THE EXERCISE:
Keep the wording of each record exactly the same when you repeat it, and leave out pictures.

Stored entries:
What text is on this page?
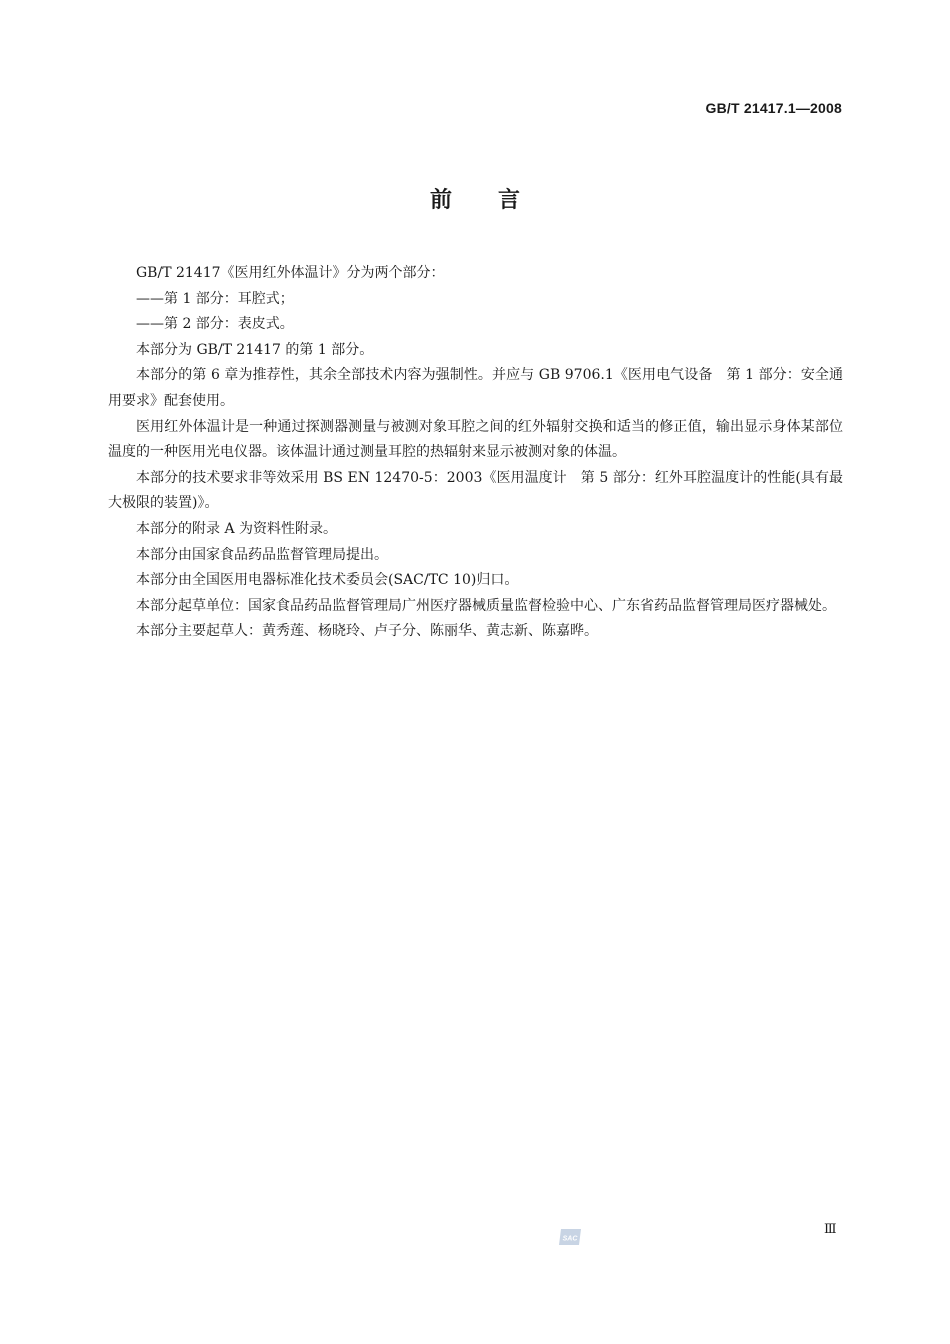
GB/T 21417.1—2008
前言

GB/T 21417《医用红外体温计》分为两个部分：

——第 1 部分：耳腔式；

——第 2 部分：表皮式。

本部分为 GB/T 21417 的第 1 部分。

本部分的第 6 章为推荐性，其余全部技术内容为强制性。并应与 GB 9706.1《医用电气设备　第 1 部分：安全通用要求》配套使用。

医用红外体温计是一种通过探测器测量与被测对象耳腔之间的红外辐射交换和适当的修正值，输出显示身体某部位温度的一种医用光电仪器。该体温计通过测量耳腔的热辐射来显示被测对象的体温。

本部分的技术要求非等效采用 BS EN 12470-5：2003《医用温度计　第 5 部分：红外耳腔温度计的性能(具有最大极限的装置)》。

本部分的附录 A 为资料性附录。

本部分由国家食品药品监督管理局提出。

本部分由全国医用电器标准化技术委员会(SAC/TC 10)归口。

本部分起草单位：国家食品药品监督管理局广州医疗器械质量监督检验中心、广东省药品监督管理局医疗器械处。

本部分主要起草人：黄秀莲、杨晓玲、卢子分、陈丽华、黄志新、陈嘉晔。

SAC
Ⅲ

RESULT OF THE TASK:
What text is on this page?
GB/T 21417.1—2008
前言

GB/T 21417《医用红外体温计》分为两个部分：

——第 1 部分：耳腔式；

——第 2 部分：表皮式。

本部分为 GB/T 21417 的第 1 部分。

本部分的第 6 章为推荐性，其余全部技术内容为强制性。并应与 GB 9706.1《医用电气设备　第 1 部分：安全通用要求》配套使用。

医用红外体温计是一种通过探测器测量与被测对象耳腔之间的红外辐射交换和适当的修正值，输出显示身体某部位温度的一种医用光电仪器。该体温计通过测量耳腔的热辐射来显示被测对象的体温。

本部分的技术要求非等效采用 BS EN 12470-5：2003《医用温度计　第 5 部分：红外耳腔温度计的性能(具有最大极限的装置)》。

本部分的附录 A 为资料性附录。

本部分由国家食品药品监督管理局提出。

本部分由全国医用电器标准化技术委员会(SAC/TC 10)归口。

本部分起草单位：国家食品药品监督管理局广州医疗器械质量监督检验中心、广东省药品监督管理局医疗器械处。

本部分主要起草人：黄秀莲、杨晓玲、卢子分、陈丽华、黄志新、陈嘉晔。

SAC
Ⅲ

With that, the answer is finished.